## REQUIREMENT
Only lines holding the string "signal" are wanted; copy each one from the material.

## Extracts from a graphics dataset

--- Start ---

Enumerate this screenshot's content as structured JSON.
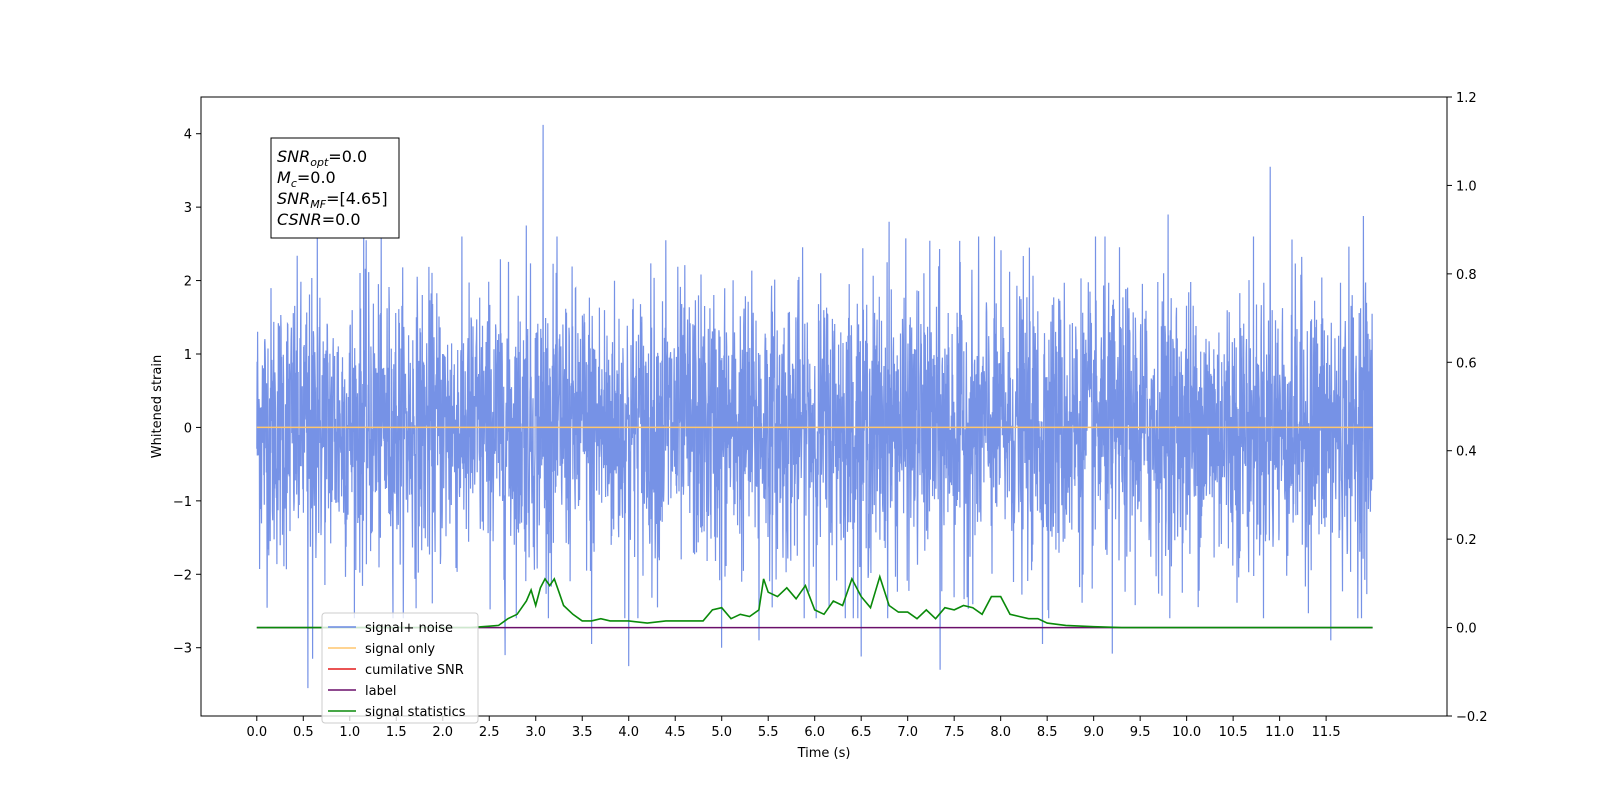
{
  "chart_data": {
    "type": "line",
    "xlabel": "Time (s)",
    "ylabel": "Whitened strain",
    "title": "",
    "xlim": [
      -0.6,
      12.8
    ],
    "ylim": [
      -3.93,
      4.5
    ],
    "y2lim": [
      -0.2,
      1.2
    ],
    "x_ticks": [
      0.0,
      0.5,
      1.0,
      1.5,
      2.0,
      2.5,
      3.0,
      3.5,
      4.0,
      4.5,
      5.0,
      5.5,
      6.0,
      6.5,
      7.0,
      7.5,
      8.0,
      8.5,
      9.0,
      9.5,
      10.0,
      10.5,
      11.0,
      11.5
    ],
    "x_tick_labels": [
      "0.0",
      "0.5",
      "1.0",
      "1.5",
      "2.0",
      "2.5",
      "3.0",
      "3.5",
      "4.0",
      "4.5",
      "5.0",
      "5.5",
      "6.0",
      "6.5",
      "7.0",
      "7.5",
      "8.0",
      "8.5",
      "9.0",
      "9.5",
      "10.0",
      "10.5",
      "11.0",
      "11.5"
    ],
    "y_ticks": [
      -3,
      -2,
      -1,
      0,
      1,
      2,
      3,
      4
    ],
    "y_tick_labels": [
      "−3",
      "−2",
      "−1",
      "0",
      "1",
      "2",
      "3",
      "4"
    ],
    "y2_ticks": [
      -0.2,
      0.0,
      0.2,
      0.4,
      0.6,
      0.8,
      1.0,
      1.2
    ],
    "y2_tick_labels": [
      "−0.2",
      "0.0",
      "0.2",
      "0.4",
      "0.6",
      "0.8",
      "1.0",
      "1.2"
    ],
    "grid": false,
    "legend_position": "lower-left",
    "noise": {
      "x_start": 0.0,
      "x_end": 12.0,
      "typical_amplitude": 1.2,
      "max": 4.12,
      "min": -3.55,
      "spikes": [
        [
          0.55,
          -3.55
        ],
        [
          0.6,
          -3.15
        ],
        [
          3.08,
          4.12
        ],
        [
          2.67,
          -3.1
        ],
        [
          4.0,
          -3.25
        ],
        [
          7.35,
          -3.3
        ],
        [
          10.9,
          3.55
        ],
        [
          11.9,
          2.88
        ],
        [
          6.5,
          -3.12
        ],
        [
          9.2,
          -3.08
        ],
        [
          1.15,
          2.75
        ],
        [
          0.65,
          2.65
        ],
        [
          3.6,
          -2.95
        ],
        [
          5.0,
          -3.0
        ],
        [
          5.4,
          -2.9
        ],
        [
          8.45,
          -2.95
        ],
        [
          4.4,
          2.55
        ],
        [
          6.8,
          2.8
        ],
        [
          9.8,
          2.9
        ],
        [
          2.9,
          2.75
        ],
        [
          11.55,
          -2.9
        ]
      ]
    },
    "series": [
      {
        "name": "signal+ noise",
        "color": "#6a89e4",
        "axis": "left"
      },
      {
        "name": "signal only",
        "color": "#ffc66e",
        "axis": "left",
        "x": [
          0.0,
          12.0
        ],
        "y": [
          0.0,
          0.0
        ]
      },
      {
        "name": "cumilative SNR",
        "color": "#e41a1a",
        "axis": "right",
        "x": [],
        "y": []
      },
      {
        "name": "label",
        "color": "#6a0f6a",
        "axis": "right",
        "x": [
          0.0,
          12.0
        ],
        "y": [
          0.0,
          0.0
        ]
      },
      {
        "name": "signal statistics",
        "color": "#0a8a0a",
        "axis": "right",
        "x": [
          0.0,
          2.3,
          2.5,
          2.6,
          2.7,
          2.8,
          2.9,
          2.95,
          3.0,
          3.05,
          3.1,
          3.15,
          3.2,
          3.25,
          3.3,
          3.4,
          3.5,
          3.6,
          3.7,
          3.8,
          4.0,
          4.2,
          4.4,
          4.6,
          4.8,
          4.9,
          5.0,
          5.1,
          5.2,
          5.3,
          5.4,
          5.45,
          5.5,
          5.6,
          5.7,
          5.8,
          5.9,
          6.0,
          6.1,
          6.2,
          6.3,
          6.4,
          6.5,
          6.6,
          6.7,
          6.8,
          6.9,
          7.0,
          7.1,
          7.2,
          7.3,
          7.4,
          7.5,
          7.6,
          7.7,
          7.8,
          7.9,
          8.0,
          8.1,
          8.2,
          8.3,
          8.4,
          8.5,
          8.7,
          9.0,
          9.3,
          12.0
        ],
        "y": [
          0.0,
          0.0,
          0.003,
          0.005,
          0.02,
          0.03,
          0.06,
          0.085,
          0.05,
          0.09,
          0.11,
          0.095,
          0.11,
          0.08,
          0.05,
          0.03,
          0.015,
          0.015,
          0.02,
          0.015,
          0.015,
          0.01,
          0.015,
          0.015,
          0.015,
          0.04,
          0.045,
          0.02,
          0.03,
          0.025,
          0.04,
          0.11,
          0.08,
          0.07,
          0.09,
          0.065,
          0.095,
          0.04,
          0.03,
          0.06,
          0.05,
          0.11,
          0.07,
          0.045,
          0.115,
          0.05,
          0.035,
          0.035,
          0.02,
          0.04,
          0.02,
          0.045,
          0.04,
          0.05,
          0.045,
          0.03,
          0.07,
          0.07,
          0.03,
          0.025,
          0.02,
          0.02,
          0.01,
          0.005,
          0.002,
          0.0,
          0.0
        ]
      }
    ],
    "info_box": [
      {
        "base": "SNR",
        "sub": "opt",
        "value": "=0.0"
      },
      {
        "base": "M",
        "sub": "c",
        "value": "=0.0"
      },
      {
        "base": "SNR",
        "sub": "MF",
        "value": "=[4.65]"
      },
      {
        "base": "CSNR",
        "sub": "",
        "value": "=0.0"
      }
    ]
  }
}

--- End ---

## RESULT
        "name": "signal+ noise",
        "name": "signal only",
        "name": "signal statistics",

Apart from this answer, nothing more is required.